**WHAT TO DO:**
Any picture among the records should be left out, please; retype the rest exactly.
* Begin *
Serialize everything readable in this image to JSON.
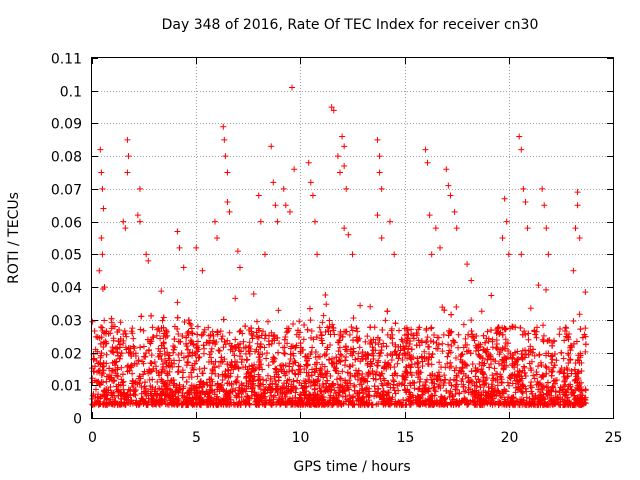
{
  "chart_data": {
    "type": "scatter",
    "title": "Day 348 of 2016, Rate Of TEC Index for receiver cn30",
    "xlabel": "GPS time / hours",
    "ylabel": "ROTI / TECUs",
    "xlim": [
      0,
      25
    ],
    "ylim": [
      0,
      0.11
    ],
    "x_ticks": [
      0,
      5,
      10,
      15,
      20,
      25
    ],
    "x_tick_labels": [
      "0",
      "5",
      "10",
      "15",
      "20",
      "25"
    ],
    "y_ticks": [
      0,
      0.01,
      0.02,
      0.03,
      0.04,
      0.05,
      0.06,
      0.07,
      0.08,
      0.09,
      0.1,
      0.11
    ],
    "y_tick_labels": [
      "0",
      "0.01",
      "0.02",
      "0.03",
      "0.04",
      "0.05",
      "0.06",
      "0.07",
      "0.08",
      "0.09",
      "0.1",
      "0.11"
    ],
    "grid": true,
    "marker": "+",
    "color": "#ff0000",
    "series": [
      {
        "name": "ROTI",
        "points": [
          [
            0.4,
            0.082
          ],
          [
            0.45,
            0.075
          ],
          [
            0.5,
            0.07
          ],
          [
            0.55,
            0.064
          ],
          [
            0.45,
            0.055
          ],
          [
            0.5,
            0.05
          ],
          [
            0.35,
            0.045
          ],
          [
            0.6,
            0.04
          ],
          [
            1.7,
            0.085
          ],
          [
            1.75,
            0.08
          ],
          [
            1.7,
            0.075
          ],
          [
            1.5,
            0.06
          ],
          [
            1.6,
            0.058
          ],
          [
            2.3,
            0.07
          ],
          [
            2.2,
            0.062
          ],
          [
            2.3,
            0.06
          ],
          [
            2.6,
            0.05
          ],
          [
            2.7,
            0.048
          ],
          [
            4.1,
            0.057
          ],
          [
            4.2,
            0.052
          ],
          [
            4.4,
            0.046
          ],
          [
            5.0,
            0.052
          ],
          [
            5.3,
            0.045
          ],
          [
            5.9,
            0.06
          ],
          [
            6.0,
            0.055
          ],
          [
            6.3,
            0.089
          ],
          [
            6.35,
            0.085
          ],
          [
            6.4,
            0.08
          ],
          [
            6.5,
            0.075
          ],
          [
            6.5,
            0.066
          ],
          [
            6.6,
            0.063
          ],
          [
            7.0,
            0.051
          ],
          [
            7.1,
            0.046
          ],
          [
            8.0,
            0.068
          ],
          [
            8.1,
            0.06
          ],
          [
            8.3,
            0.05
          ],
          [
            8.6,
            0.083
          ],
          [
            8.7,
            0.072
          ],
          [
            8.8,
            0.065
          ],
          [
            8.9,
            0.06
          ],
          [
            9.2,
            0.07
          ],
          [
            9.3,
            0.065
          ],
          [
            9.5,
            0.063
          ],
          [
            9.6,
            0.101
          ],
          [
            9.7,
            0.076
          ],
          [
            10.4,
            0.078
          ],
          [
            10.5,
            0.072
          ],
          [
            10.6,
            0.068
          ],
          [
            10.7,
            0.06
          ],
          [
            10.8,
            0.05
          ],
          [
            11.5,
            0.095
          ],
          [
            11.6,
            0.094
          ],
          [
            11.8,
            0.08
          ],
          [
            11.9,
            0.075
          ],
          [
            12.0,
            0.086
          ],
          [
            12.1,
            0.083
          ],
          [
            12.1,
            0.077
          ],
          [
            12.2,
            0.07
          ],
          [
            12.1,
            0.058
          ],
          [
            12.3,
            0.056
          ],
          [
            12.5,
            0.05
          ],
          [
            13.7,
            0.085
          ],
          [
            13.8,
            0.08
          ],
          [
            13.8,
            0.075
          ],
          [
            13.9,
            0.07
          ],
          [
            13.7,
            0.062
          ],
          [
            13.9,
            0.055
          ],
          [
            14.3,
            0.06
          ],
          [
            14.5,
            0.05
          ],
          [
            16.0,
            0.082
          ],
          [
            16.1,
            0.078
          ],
          [
            16.2,
            0.062
          ],
          [
            16.3,
            0.05
          ],
          [
            16.5,
            0.058
          ],
          [
            16.7,
            0.052
          ],
          [
            17.0,
            0.076
          ],
          [
            17.1,
            0.071
          ],
          [
            17.2,
            0.068
          ],
          [
            17.4,
            0.063
          ],
          [
            17.5,
            0.058
          ],
          [
            18.0,
            0.047
          ],
          [
            18.2,
            0.042
          ],
          [
            19.8,
            0.067
          ],
          [
            19.9,
            0.06
          ],
          [
            19.7,
            0.055
          ],
          [
            20.0,
            0.05
          ],
          [
            20.5,
            0.086
          ],
          [
            20.6,
            0.082
          ],
          [
            20.7,
            0.07
          ],
          [
            20.8,
            0.066
          ],
          [
            20.9,
            0.058
          ],
          [
            20.6,
            0.05
          ],
          [
            21.6,
            0.07
          ],
          [
            21.7,
            0.065
          ],
          [
            21.8,
            0.058
          ],
          [
            21.9,
            0.05
          ],
          [
            23.3,
            0.069
          ],
          [
            23.3,
            0.065
          ],
          [
            23.2,
            0.058
          ],
          [
            23.4,
            0.055
          ],
          [
            23.1,
            0.045
          ]
        ]
      }
    ]
  }
}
* End *
**THE REPLY:**
Serialize everything readable in this image to JSON.
{
  "chart_data": {
    "type": "scatter",
    "title": "Day 348 of 2016, Rate Of TEC Index for receiver cn30",
    "xlabel": "GPS time / hours",
    "ylabel": "ROTI / TECUs",
    "xlim": [
      0,
      25
    ],
    "ylim": [
      0,
      0.11
    ],
    "x_ticks": [
      0,
      5,
      10,
      15,
      20,
      25
    ],
    "x_tick_labels": [
      "0",
      "5",
      "10",
      "15",
      "20",
      "25"
    ],
    "y_ticks": [
      0,
      0.01,
      0.02,
      0.03,
      0.04,
      0.05,
      0.06,
      0.07,
      0.08,
      0.09,
      0.1,
      0.11
    ],
    "y_tick_labels": [
      "0",
      "0.01",
      "0.02",
      "0.03",
      "0.04",
      "0.05",
      "0.06",
      "0.07",
      "0.08",
      "0.09",
      "0.1",
      "0.11"
    ],
    "grid": true,
    "marker": "+",
    "color": "#ff0000",
    "series": [
      {
        "name": "ROTI",
        "points": [
          [
            0.4,
            0.082
          ],
          [
            0.45,
            0.075
          ],
          [
            0.5,
            0.07
          ],
          [
            0.55,
            0.064
          ],
          [
            0.45,
            0.055
          ],
          [
            0.5,
            0.05
          ],
          [
            0.35,
            0.045
          ],
          [
            0.6,
            0.04
          ],
          [
            1.7,
            0.085
          ],
          [
            1.75,
            0.08
          ],
          [
            1.7,
            0.075
          ],
          [
            1.5,
            0.06
          ],
          [
            1.6,
            0.058
          ],
          [
            2.3,
            0.07
          ],
          [
            2.2,
            0.062
          ],
          [
            2.3,
            0.06
          ],
          [
            2.6,
            0.05
          ],
          [
            2.7,
            0.048
          ],
          [
            4.1,
            0.057
          ],
          [
            4.2,
            0.052
          ],
          [
            4.4,
            0.046
          ],
          [
            5.0,
            0.052
          ],
          [
            5.3,
            0.045
          ],
          [
            5.9,
            0.06
          ],
          [
            6.0,
            0.055
          ],
          [
            6.3,
            0.089
          ],
          [
            6.35,
            0.085
          ],
          [
            6.4,
            0.08
          ],
          [
            6.5,
            0.075
          ],
          [
            6.5,
            0.066
          ],
          [
            6.6,
            0.063
          ],
          [
            7.0,
            0.051
          ],
          [
            7.1,
            0.046
          ],
          [
            8.0,
            0.068
          ],
          [
            8.1,
            0.06
          ],
          [
            8.3,
            0.05
          ],
          [
            8.6,
            0.083
          ],
          [
            8.7,
            0.072
          ],
          [
            8.8,
            0.065
          ],
          [
            8.9,
            0.06
          ],
          [
            9.2,
            0.07
          ],
          [
            9.3,
            0.065
          ],
          [
            9.5,
            0.063
          ],
          [
            9.6,
            0.101
          ],
          [
            9.7,
            0.076
          ],
          [
            10.4,
            0.078
          ],
          [
            10.5,
            0.072
          ],
          [
            10.6,
            0.068
          ],
          [
            10.7,
            0.06
          ],
          [
            10.8,
            0.05
          ],
          [
            11.5,
            0.095
          ],
          [
            11.6,
            0.094
          ],
          [
            11.8,
            0.08
          ],
          [
            11.9,
            0.075
          ],
          [
            12.0,
            0.086
          ],
          [
            12.1,
            0.083
          ],
          [
            12.1,
            0.077
          ],
          [
            12.2,
            0.07
          ],
          [
            12.1,
            0.058
          ],
          [
            12.3,
            0.056
          ],
          [
            12.5,
            0.05
          ],
          [
            13.7,
            0.085
          ],
          [
            13.8,
            0.08
          ],
          [
            13.8,
            0.075
          ],
          [
            13.9,
            0.07
          ],
          [
            13.7,
            0.062
          ],
          [
            13.9,
            0.055
          ],
          [
            14.3,
            0.06
          ],
          [
            14.5,
            0.05
          ],
          [
            16.0,
            0.082
          ],
          [
            16.1,
            0.078
          ],
          [
            16.2,
            0.062
          ],
          [
            16.3,
            0.05
          ],
          [
            16.5,
            0.058
          ],
          [
            16.7,
            0.052
          ],
          [
            17.0,
            0.076
          ],
          [
            17.1,
            0.071
          ],
          [
            17.2,
            0.068
          ],
          [
            17.4,
            0.063
          ],
          [
            17.5,
            0.058
          ],
          [
            18.0,
            0.047
          ],
          [
            18.2,
            0.042
          ],
          [
            19.8,
            0.067
          ],
          [
            19.9,
            0.06
          ],
          [
            19.7,
            0.055
          ],
          [
            20.0,
            0.05
          ],
          [
            20.5,
            0.086
          ],
          [
            20.6,
            0.082
          ],
          [
            20.7,
            0.07
          ],
          [
            20.8,
            0.066
          ],
          [
            20.9,
            0.058
          ],
          [
            20.6,
            0.05
          ],
          [
            21.6,
            0.07
          ],
          [
            21.7,
            0.065
          ],
          [
            21.8,
            0.058
          ],
          [
            21.9,
            0.05
          ],
          [
            23.3,
            0.069
          ],
          [
            23.3,
            0.065
          ],
          [
            23.2,
            0.058
          ],
          [
            23.4,
            0.055
          ],
          [
            23.1,
            0.045
          ]
        ]
      }
    ]
  }
}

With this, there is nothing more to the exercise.